## Exercise instructions
Restate the listing that follows word for word, without its pictures.

## Given records

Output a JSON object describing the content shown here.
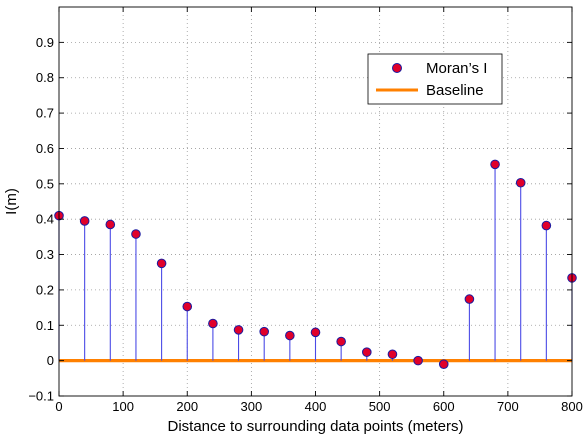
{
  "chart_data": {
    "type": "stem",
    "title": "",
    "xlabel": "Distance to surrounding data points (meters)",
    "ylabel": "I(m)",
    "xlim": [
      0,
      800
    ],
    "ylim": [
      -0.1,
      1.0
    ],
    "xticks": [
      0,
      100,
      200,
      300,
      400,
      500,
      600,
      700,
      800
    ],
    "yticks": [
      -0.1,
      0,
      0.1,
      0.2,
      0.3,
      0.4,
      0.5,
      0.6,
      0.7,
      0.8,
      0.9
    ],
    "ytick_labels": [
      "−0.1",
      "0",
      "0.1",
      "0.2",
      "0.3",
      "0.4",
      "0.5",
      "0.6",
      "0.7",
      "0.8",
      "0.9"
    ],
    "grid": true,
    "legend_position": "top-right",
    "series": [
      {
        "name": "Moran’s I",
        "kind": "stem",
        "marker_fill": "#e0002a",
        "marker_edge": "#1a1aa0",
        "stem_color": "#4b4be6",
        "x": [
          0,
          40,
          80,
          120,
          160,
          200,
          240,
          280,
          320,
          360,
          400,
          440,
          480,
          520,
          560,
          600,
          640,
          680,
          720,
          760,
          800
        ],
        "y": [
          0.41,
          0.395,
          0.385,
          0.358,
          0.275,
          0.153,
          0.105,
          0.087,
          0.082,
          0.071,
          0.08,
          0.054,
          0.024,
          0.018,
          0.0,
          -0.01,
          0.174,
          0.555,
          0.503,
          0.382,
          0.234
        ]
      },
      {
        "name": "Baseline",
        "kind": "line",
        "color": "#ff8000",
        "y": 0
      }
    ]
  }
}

## Written answer
Output a JSON object describing the content shown here.
{
  "chart_data": {
    "type": "stem",
    "title": "",
    "xlabel": "Distance to surrounding data points (meters)",
    "ylabel": "I(m)",
    "xlim": [
      0,
      800
    ],
    "ylim": [
      -0.1,
      1.0
    ],
    "xticks": [
      0,
      100,
      200,
      300,
      400,
      500,
      600,
      700,
      800
    ],
    "yticks": [
      -0.1,
      0,
      0.1,
      0.2,
      0.3,
      0.4,
      0.5,
      0.6,
      0.7,
      0.8,
      0.9
    ],
    "ytick_labels": [
      "−0.1",
      "0",
      "0.1",
      "0.2",
      "0.3",
      "0.4",
      "0.5",
      "0.6",
      "0.7",
      "0.8",
      "0.9"
    ],
    "grid": true,
    "legend_position": "top-right",
    "series": [
      {
        "name": "Moran’s I",
        "kind": "stem",
        "marker_fill": "#e0002a",
        "marker_edge": "#1a1aa0",
        "stem_color": "#4b4be6",
        "x": [
          0,
          40,
          80,
          120,
          160,
          200,
          240,
          280,
          320,
          360,
          400,
          440,
          480,
          520,
          560,
          600,
          640,
          680,
          720,
          760,
          800
        ],
        "y": [
          0.41,
          0.395,
          0.385,
          0.358,
          0.275,
          0.153,
          0.105,
          0.087,
          0.082,
          0.071,
          0.08,
          0.054,
          0.024,
          0.018,
          0.0,
          -0.01,
          0.174,
          0.555,
          0.503,
          0.382,
          0.234
        ]
      },
      {
        "name": "Baseline",
        "kind": "line",
        "color": "#ff8000",
        "y": 0
      }
    ]
  }
}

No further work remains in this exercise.